Prompt:
Give only the number of lines that hold the word "panstarrs".

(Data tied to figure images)

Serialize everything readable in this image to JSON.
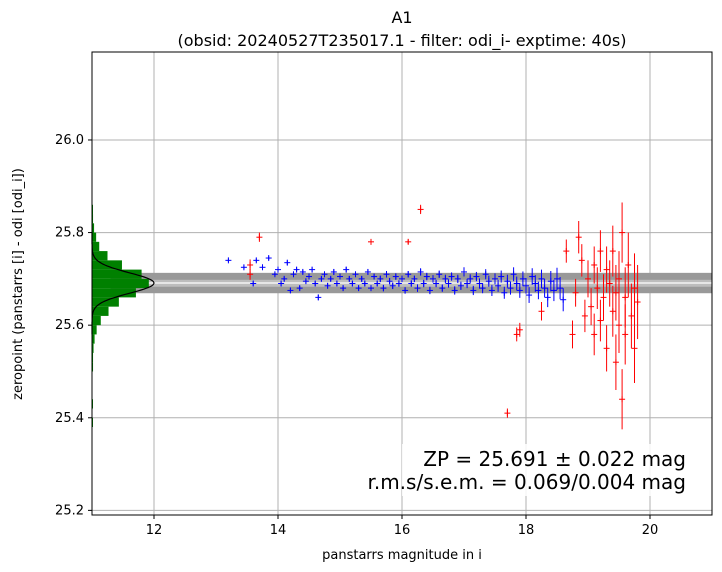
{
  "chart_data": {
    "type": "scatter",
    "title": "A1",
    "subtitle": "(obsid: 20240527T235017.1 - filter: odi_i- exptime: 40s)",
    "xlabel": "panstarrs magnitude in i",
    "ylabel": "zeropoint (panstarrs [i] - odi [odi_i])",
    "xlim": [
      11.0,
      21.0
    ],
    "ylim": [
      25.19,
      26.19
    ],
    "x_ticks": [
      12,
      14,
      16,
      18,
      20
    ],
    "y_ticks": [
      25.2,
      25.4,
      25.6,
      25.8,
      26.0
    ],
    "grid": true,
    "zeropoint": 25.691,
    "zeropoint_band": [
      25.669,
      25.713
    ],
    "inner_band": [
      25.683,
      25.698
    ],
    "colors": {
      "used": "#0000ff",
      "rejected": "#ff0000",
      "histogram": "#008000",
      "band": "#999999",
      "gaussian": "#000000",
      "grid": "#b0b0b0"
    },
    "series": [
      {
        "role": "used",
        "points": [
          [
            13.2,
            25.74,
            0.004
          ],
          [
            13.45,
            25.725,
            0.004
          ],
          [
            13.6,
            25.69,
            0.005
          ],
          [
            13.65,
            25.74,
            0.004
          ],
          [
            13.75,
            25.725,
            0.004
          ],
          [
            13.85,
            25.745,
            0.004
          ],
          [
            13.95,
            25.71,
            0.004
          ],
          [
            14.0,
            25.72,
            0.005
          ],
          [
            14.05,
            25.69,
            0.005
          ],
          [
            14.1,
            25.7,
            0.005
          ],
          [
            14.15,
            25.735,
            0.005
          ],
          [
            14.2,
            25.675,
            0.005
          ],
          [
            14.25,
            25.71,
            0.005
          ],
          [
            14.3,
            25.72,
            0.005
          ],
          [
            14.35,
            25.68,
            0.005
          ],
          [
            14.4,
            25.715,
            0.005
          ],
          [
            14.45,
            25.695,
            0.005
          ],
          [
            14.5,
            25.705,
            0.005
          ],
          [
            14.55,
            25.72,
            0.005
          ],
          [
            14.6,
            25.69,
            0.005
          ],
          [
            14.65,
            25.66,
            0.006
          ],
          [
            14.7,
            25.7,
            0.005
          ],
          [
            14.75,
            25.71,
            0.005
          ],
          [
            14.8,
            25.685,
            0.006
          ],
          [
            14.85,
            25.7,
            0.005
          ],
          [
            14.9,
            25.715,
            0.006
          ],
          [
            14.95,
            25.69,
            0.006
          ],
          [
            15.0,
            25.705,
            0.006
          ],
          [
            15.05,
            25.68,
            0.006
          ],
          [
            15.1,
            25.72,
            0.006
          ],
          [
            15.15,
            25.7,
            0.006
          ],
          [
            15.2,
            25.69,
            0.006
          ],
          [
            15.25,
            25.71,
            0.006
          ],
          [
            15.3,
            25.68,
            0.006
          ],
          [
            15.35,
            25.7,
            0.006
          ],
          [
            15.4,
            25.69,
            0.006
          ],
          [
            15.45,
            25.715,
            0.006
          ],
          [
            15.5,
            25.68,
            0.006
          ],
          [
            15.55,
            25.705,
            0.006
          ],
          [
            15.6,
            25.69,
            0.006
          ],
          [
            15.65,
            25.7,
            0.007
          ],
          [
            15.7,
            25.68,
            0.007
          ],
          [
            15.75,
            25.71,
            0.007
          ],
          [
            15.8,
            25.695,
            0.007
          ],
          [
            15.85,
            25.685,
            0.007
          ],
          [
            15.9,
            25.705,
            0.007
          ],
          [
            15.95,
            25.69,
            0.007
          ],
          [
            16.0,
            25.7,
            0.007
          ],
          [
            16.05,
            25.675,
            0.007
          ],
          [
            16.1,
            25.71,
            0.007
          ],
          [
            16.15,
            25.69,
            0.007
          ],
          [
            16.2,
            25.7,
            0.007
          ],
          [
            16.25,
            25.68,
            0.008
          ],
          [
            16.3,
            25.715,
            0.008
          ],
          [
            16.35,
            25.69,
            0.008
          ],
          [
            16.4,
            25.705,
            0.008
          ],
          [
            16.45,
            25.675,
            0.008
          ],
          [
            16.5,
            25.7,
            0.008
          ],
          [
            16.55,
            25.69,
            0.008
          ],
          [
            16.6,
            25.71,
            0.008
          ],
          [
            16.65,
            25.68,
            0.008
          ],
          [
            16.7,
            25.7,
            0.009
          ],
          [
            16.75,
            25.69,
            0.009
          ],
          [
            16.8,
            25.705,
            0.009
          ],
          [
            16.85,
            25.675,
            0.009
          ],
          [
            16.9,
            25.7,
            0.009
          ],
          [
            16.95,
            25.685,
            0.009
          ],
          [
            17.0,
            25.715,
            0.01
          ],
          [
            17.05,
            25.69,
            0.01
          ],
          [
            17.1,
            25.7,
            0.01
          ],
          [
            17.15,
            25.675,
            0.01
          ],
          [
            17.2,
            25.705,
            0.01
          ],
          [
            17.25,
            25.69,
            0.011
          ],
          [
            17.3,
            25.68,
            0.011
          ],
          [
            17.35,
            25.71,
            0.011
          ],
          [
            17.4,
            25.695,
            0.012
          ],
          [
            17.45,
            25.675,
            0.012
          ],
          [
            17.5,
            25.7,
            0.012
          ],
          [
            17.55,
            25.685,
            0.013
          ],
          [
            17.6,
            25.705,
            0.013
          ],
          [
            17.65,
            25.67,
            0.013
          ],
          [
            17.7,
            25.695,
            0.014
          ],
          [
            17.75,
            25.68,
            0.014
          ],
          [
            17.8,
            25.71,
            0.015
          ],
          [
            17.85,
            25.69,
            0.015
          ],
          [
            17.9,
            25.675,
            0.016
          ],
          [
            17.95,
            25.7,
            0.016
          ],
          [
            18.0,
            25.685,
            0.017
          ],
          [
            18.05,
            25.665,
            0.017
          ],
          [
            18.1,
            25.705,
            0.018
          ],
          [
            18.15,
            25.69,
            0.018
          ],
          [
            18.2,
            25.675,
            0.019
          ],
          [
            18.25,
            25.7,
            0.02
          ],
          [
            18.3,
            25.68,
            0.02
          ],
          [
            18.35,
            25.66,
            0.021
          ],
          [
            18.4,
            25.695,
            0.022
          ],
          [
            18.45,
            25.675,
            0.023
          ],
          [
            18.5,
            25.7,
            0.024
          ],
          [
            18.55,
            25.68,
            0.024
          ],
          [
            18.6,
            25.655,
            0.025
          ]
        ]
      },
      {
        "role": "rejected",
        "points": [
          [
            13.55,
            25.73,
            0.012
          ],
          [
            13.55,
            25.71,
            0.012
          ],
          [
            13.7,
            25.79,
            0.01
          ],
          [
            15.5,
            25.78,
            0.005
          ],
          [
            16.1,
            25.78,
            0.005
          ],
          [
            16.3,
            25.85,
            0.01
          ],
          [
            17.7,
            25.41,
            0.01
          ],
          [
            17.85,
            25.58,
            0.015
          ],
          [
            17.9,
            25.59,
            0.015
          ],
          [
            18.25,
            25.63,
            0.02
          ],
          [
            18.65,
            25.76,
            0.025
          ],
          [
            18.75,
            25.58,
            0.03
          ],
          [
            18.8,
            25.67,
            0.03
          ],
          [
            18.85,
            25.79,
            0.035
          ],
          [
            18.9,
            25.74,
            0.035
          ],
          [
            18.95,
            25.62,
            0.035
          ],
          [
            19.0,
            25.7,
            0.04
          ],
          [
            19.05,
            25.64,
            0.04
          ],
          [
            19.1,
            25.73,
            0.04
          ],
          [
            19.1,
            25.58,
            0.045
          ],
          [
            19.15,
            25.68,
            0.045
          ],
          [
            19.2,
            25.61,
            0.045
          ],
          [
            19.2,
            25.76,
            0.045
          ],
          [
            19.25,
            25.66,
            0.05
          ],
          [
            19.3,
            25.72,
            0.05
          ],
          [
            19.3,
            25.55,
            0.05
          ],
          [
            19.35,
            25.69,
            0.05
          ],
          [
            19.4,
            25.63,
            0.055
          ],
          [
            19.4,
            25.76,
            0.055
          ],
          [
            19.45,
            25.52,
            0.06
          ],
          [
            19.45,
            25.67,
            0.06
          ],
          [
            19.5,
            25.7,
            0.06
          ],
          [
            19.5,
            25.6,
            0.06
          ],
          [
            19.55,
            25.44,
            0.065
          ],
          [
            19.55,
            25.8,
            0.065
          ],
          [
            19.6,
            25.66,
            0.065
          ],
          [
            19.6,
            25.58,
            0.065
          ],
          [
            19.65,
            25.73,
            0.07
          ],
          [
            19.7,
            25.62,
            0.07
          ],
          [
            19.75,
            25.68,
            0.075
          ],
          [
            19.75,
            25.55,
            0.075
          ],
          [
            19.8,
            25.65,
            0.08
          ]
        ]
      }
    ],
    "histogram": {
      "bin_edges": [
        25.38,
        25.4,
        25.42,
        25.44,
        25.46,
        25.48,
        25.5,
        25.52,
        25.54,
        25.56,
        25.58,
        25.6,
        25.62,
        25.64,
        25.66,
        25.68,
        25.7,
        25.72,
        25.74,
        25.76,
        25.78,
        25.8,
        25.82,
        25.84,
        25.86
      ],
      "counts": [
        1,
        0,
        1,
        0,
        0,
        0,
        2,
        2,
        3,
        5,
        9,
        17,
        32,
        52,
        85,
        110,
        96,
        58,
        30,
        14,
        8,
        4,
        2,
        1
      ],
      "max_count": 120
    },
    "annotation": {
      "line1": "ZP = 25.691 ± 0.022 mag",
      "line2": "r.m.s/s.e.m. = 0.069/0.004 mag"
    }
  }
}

Completed exercise:
2